--- BEGIN MATERIAL FOR THIS EXERCISE ---
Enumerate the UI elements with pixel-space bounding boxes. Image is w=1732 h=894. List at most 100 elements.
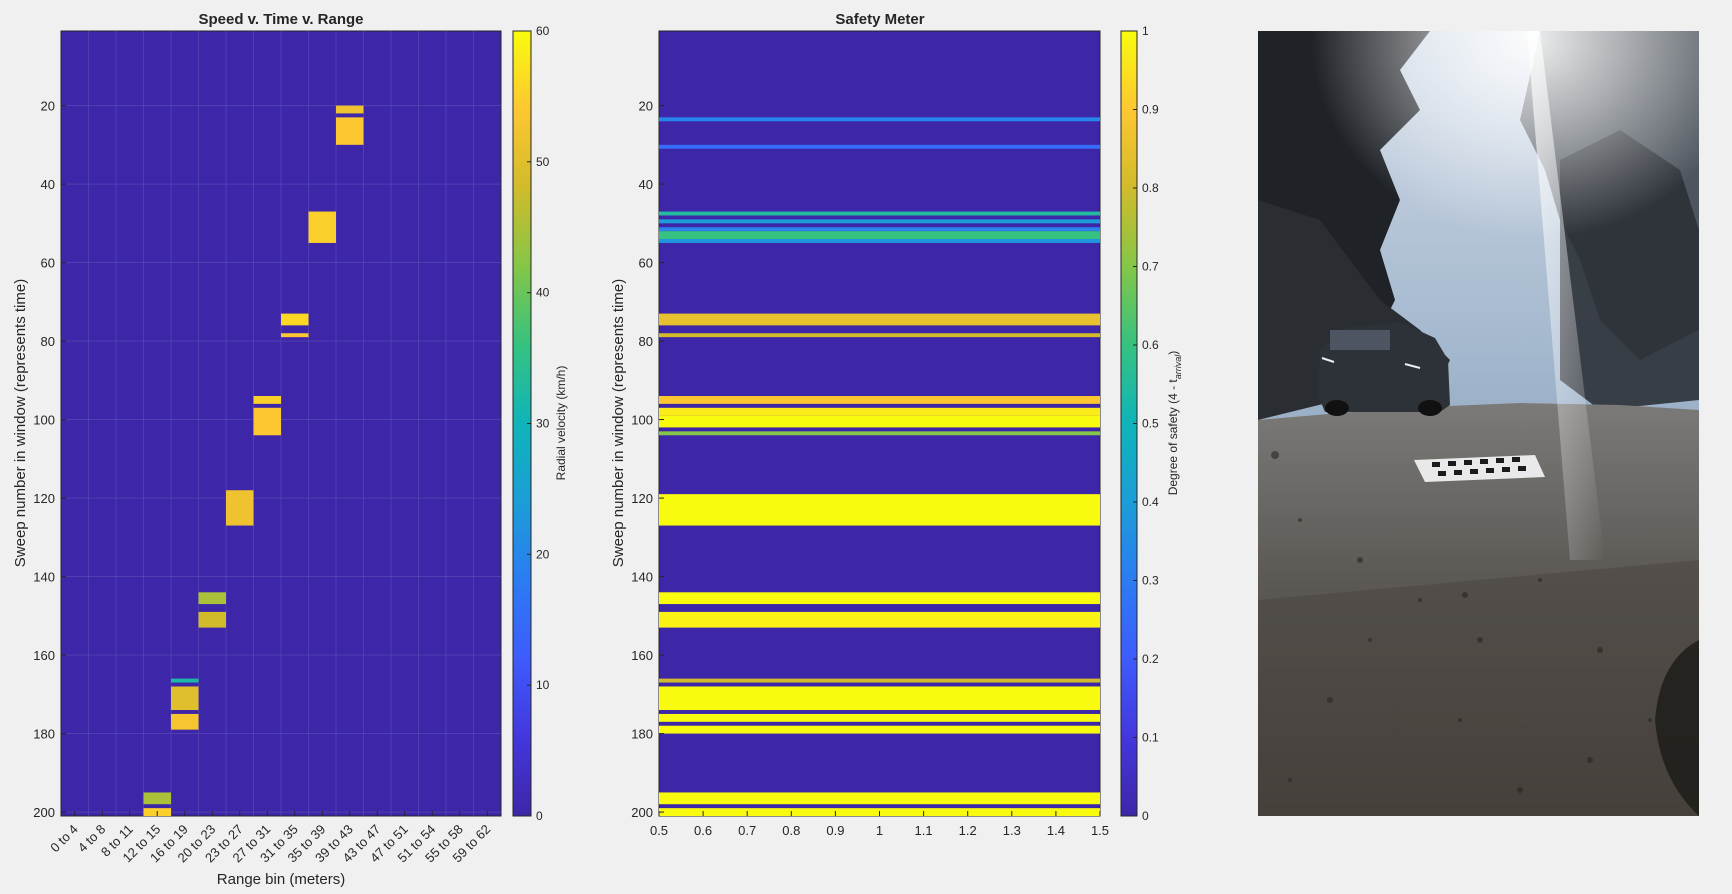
safety-y-tick-label: 160 xyxy=(631,648,653,663)
safety-y-tick-label: 140 xyxy=(631,570,653,585)
speed-cell xyxy=(198,611,226,628)
safety-colorbar-label-sub: arrival xyxy=(1173,354,1183,380)
safety-band xyxy=(659,725,1100,734)
speed-y-tick-label: 20 xyxy=(41,99,55,114)
safety-y-tick-label: 60 xyxy=(639,256,653,271)
safety-band xyxy=(659,231,1100,240)
safety-colorbar-tick-label: 0 xyxy=(1142,809,1149,823)
safety-band xyxy=(659,686,1100,711)
safety-band xyxy=(659,792,1100,805)
safety-band xyxy=(659,678,1100,683)
speed-y-tick-label: 100 xyxy=(33,413,55,428)
safety-colorbar-tick-label: 0.3 xyxy=(1142,574,1159,588)
street-scene-photo-icon xyxy=(1258,31,1699,816)
speed-y-tick-label: 200 xyxy=(33,805,55,820)
safety-y-tick-label: 120 xyxy=(631,491,653,506)
speed-colorbar-tick-label: 30 xyxy=(536,417,550,431)
speed-cell xyxy=(226,490,254,526)
safety-x-tick-label: 1.3 xyxy=(1003,823,1021,838)
speed-cell xyxy=(171,713,199,730)
safety-colorbar-tick-label: 0.1 xyxy=(1142,731,1159,745)
safety-band xyxy=(659,211,1100,216)
safety-y-tick-label: 200 xyxy=(631,805,653,820)
speed-cell xyxy=(281,333,309,338)
speed-cell xyxy=(308,211,336,243)
speed-y-tick-label: 60 xyxy=(41,256,55,271)
speed-chart: Speed v. Time v. Range 20406080100120140… xyxy=(12,11,568,888)
safety-colorbar-tick-label: 0.8 xyxy=(1142,181,1159,195)
safety-x-tick-label: 1.5 xyxy=(1091,823,1109,838)
safety-chart-title: Safety Meter xyxy=(835,11,924,28)
speed-chart-title: Speed v. Time v. Range xyxy=(198,11,363,28)
safety-band xyxy=(659,333,1100,338)
speed-cell xyxy=(253,407,281,436)
safety-x-tick-label: 0.7 xyxy=(738,823,756,838)
safety-colorbar-tick-label: 0.7 xyxy=(1142,260,1159,274)
safety-colorbar-ticks: 0 0.1 0.2 0.3 0.4 0.5 0.6 0.7 0.8 0.9 1 xyxy=(1133,24,1159,823)
safety-band xyxy=(659,144,1100,149)
safety-band xyxy=(659,592,1100,605)
safety-x-tick-label: 0.8 xyxy=(782,823,800,838)
safety-band xyxy=(659,431,1100,436)
safety-x-tick-label: 0.5 xyxy=(650,823,668,838)
safety-colorbar-label: Degree of safety (4 - tarrival) xyxy=(1166,351,1183,496)
speed-cells xyxy=(143,105,364,816)
safety-band xyxy=(659,227,1100,232)
safety-colorbar-tick-label: 0.5 xyxy=(1142,417,1159,431)
safety-x-tick-labels: 0.5 0.6 0.7 0.8 0.9 1 1.1 1.2 1.3 1.4 1.5 xyxy=(650,811,1109,838)
safety-y-axis-label: Sweep number in window (represents time) xyxy=(610,279,627,567)
safety-colorbar-tick-label: 0.4 xyxy=(1142,495,1159,509)
safety-chart: Safety Meter 20406080100120140160180200 … xyxy=(610,11,1183,838)
safety-colorbar-tick-label: 0.6 xyxy=(1142,338,1159,352)
safety-x-tick-label: 1.4 xyxy=(1047,823,1065,838)
speed-x-axis-label: Range bin (meters) xyxy=(217,871,345,888)
speed-colorbar-tick-label: 60 xyxy=(536,24,550,38)
speed-colorbar-ticks: 0 10 20 30 40 50 60 xyxy=(527,24,550,823)
speed-colorbar-tick-label: 0 xyxy=(536,809,543,823)
safety-colorbar-label-end: ) xyxy=(1166,351,1180,355)
speed-y-tick-label: 80 xyxy=(41,334,55,349)
speed-y-tick-label: 180 xyxy=(33,727,55,742)
safety-band xyxy=(659,611,1100,628)
speed-cell xyxy=(143,792,171,805)
safety-y-tick-labels: 20 40 60 80 100 120 140 160 180 200 xyxy=(631,99,664,820)
speed-cell xyxy=(253,396,281,404)
speed-y-tick-labels: 20 40 60 80 100 120 140 160 180 200 xyxy=(33,99,66,820)
safety-y-tick-label: 80 xyxy=(639,334,653,349)
safety-band xyxy=(659,407,1100,416)
speed-cell xyxy=(198,592,226,605)
safety-band xyxy=(659,713,1100,722)
speed-colorbar-tick-label: 20 xyxy=(536,547,550,561)
speed-colorbar-label: Radial velocity (km/h) xyxy=(554,366,568,481)
speed-cell xyxy=(171,678,199,683)
safety-bands xyxy=(659,117,1100,816)
safety-band xyxy=(659,117,1100,122)
safety-band xyxy=(659,415,1100,428)
safety-colorbar-label-main: Degree of safety (4 - t xyxy=(1166,379,1180,496)
speed-cell xyxy=(336,105,364,114)
safety-band xyxy=(659,239,1100,243)
safety-y-tick-label: 100 xyxy=(631,413,653,428)
safety-colorbar-tick-label: 0.2 xyxy=(1142,652,1159,666)
safety-band xyxy=(659,219,1100,224)
safety-band xyxy=(659,494,1100,526)
speed-x-tick-label: 0 to 4 xyxy=(47,822,81,856)
speed-y-tick-label: 120 xyxy=(33,491,55,506)
safety-colorbar-tick-label: 0.9 xyxy=(1142,103,1159,117)
safety-y-tick-label: 20 xyxy=(639,99,653,114)
speed-y-tick-label: 160 xyxy=(33,648,55,663)
safety-band xyxy=(659,313,1100,326)
safety-x-tick-label: 0.6 xyxy=(694,823,712,838)
speed-colorbar-tick-label: 50 xyxy=(536,155,550,169)
speed-colorbar-tick-label: 10 xyxy=(536,678,550,692)
safety-y-tick-label: 40 xyxy=(639,177,653,192)
speed-cell xyxy=(171,686,199,711)
safety-x-tick-label: 0.9 xyxy=(826,823,844,838)
safety-x-tick-label: 1 xyxy=(876,823,883,838)
speed-cell xyxy=(281,313,309,326)
safety-y-tick-label: 180 xyxy=(631,727,653,742)
safety-x-tick-label: 1.1 xyxy=(915,823,933,838)
speed-y-tick-label: 40 xyxy=(41,177,55,192)
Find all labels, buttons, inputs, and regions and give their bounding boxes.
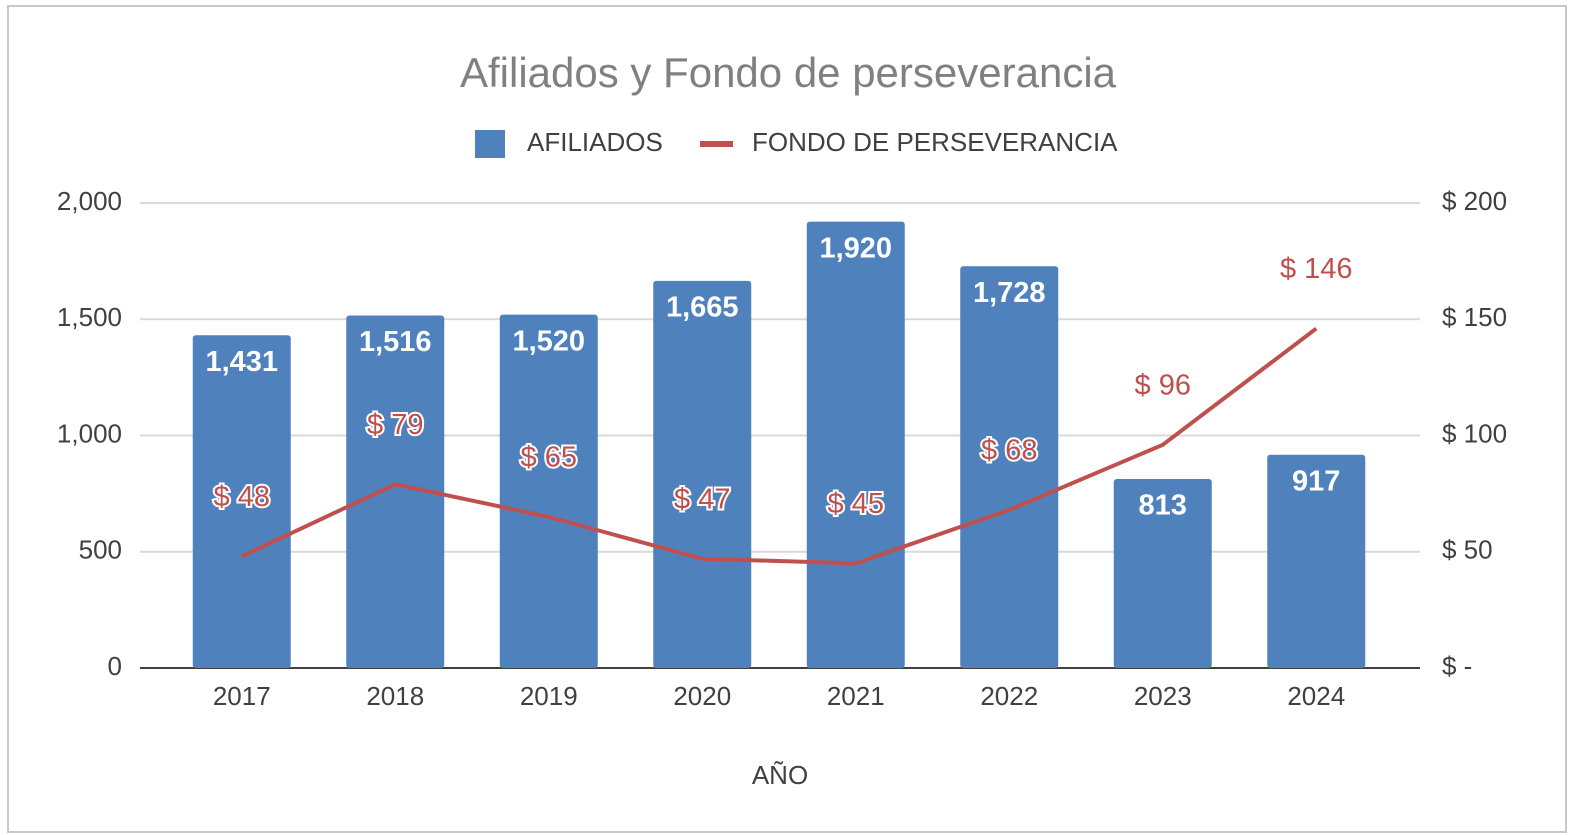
--- END MATERIAL FOR THIS EXERCISE ---
SHORT TASK:
Reproduce all of the entries above verbatim, line for line, omitting the pictures.

FULL RESPONSE:
Enumerate the UI elements with pixel-space bounding boxes. Image is w=1732 h=894. List at most 100 elements.
safety-y-tick-label: 160 xyxy=(631,648,653,663)
safety-y-tick-label: 140 xyxy=(631,570,653,585)
speed-cell xyxy=(198,611,226,628)
safety-colorbar-label-sub: arrival xyxy=(1173,354,1183,380)
safety-band xyxy=(659,725,1100,734)
speed-y-tick-label: 20 xyxy=(41,99,55,114)
safety-y-tick-label: 60 xyxy=(639,256,653,271)
safety-band xyxy=(659,231,1100,240)
safety-colorbar-tick-label: 0 xyxy=(1142,809,1149,823)
safety-band xyxy=(659,686,1100,711)
safety-band xyxy=(659,792,1100,805)
safety-band xyxy=(659,678,1100,683)
speed-y-tick-label: 100 xyxy=(33,413,55,428)
safety-colorbar-tick-label: 0.3 xyxy=(1142,574,1159,588)
street-scene-photo-icon xyxy=(1258,31,1699,816)
speed-y-tick-label: 200 xyxy=(33,805,55,820)
safety-y-tick-label: 120 xyxy=(631,491,653,506)
speed-colorbar-tick-label: 30 xyxy=(536,417,550,431)
speed-cell xyxy=(226,490,254,526)
safety-x-tick-label: 1.3 xyxy=(1003,823,1021,838)
speed-cell xyxy=(171,713,199,730)
safety-colorbar-tick-label: 0.1 xyxy=(1142,731,1159,745)
safety-band xyxy=(659,211,1100,216)
safety-y-tick-label: 200 xyxy=(631,805,653,820)
speed-cell xyxy=(281,333,309,338)
speed-cell xyxy=(308,211,336,243)
speed-y-tick-label: 60 xyxy=(41,256,55,271)
speed-chart: Speed v. Time v. Range 20406080100120140… xyxy=(12,11,568,888)
safety-colorbar-tick-label: 0.8 xyxy=(1142,181,1159,195)
safety-x-tick-label: 1.5 xyxy=(1091,823,1109,838)
safety-chart-title: Safety Meter xyxy=(835,11,924,28)
speed-chart-title: Speed v. Time v. Range xyxy=(198,11,363,28)
safety-band xyxy=(659,333,1100,338)
speed-cell xyxy=(253,407,281,436)
safety-x-tick-label: 0.7 xyxy=(738,823,756,838)
safety-colorbar-tick-label: 0.7 xyxy=(1142,260,1159,274)
safety-colorbar-ticks: 0 0.1 0.2 0.3 0.4 0.5 0.6 0.7 0.8 0.9 1 xyxy=(1133,24,1159,823)
safety-band xyxy=(659,144,1100,149)
safety-band xyxy=(659,592,1100,605)
safety-x-tick-label: 0.8 xyxy=(782,823,800,838)
safety-band xyxy=(659,431,1100,436)
safety-x-tick-label: 0.5 xyxy=(650,823,668,838)
safety-colorbar-label: Degree of safety (4 - tarrival) xyxy=(1166,351,1183,496)
speed-cells xyxy=(143,105,364,816)
safety-band xyxy=(659,227,1100,232)
safety-colorbar-tick-label: 0.5 xyxy=(1142,417,1159,431)
safety-x-tick-labels: 0.5 0.6 0.7 0.8 0.9 1 1.1 1.2 1.3 1.4 1.5 xyxy=(650,811,1109,838)
safety-y-axis-label: Sweep number in window (represents time) xyxy=(610,279,627,567)
safety-colorbar-tick-label: 0.4 xyxy=(1142,495,1159,509)
safety-chart: Safety Meter 20406080100120140160180200 … xyxy=(610,11,1183,838)
safety-colorbar-tick-label: 0.6 xyxy=(1142,338,1159,352)
safety-x-tick-label: 1.4 xyxy=(1047,823,1065,838)
speed-x-axis-label: Range bin (meters) xyxy=(217,871,345,888)
speed-colorbar-tick-label: 60 xyxy=(536,24,550,38)
speed-colorbar-ticks: 0 10 20 30 40 50 60 xyxy=(527,24,550,823)
speed-colorbar-tick-label: 0 xyxy=(536,809,543,823)
safety-colorbar-label-end: ) xyxy=(1166,351,1180,355)
speed-y-tick-label: 80 xyxy=(41,334,55,349)
speed-y-tick-label: 180 xyxy=(33,727,55,742)
safety-band xyxy=(659,611,1100,628)
speed-cell xyxy=(143,792,171,805)
safety-y-tick-labels: 20 40 60 80 100 120 140 160 180 200 xyxy=(631,99,664,820)
speed-cell xyxy=(253,396,281,404)
speed-y-tick-labels: 20 40 60 80 100 120 140 160 180 200 xyxy=(33,99,66,820)
safety-y-tick-label: 80 xyxy=(639,334,653,349)
safety-band xyxy=(659,407,1100,416)
speed-cell xyxy=(198,592,226,605)
safety-band xyxy=(659,713,1100,722)
speed-colorbar-tick-label: 20 xyxy=(536,547,550,561)
speed-colorbar-label: Radial velocity (km/h) xyxy=(554,366,568,481)
speed-cell xyxy=(171,678,199,683)
safety-bands xyxy=(659,117,1100,816)
safety-band xyxy=(659,117,1100,122)
safety-band xyxy=(659,415,1100,428)
safety-colorbar-label-main: Degree of safety (4 - t xyxy=(1166,379,1180,496)
speed-cell xyxy=(336,105,364,114)
safety-band xyxy=(659,239,1100,243)
safety-y-tick-label: 100 xyxy=(631,413,653,428)
safety-colorbar-tick-label: 0.2 xyxy=(1142,652,1159,666)
safety-band xyxy=(659,219,1100,224)
safety-band xyxy=(659,494,1100,526)
speed-x-tick-label: 0 to 4 xyxy=(47,822,81,856)
speed-y-tick-label: 120 xyxy=(33,491,55,506)
safety-colorbar-tick-label: 0.9 xyxy=(1142,103,1159,117)
safety-y-tick-label: 20 xyxy=(639,99,653,114)
speed-y-tick-label: 160 xyxy=(33,648,55,663)
safety-band xyxy=(659,313,1100,326)
safety-x-tick-label: 0.6 xyxy=(694,823,712,838)
speed-colorbar-tick-label: 50 xyxy=(536,155,550,169)
speed-colorbar-tick-label: 10 xyxy=(536,678,550,692)
safety-y-tick-label: 40 xyxy=(639,177,653,192)
speed-cell xyxy=(171,686,199,711)
safety-x-tick-label: 0.9 xyxy=(826,823,844,838)
safety-x-tick-label: 1 xyxy=(876,823,883,838)
speed-cell xyxy=(281,313,309,326)
safety-y-tick-label: 180 xyxy=(631,727,653,742)
safety-x-tick-label: 1.1 xyxy=(915,823,933,838)
speed-y-tick-label: 40 xyxy=(41,177,55,192)
Find all labels, buttons, inputs, and regions and give their bounding boxes.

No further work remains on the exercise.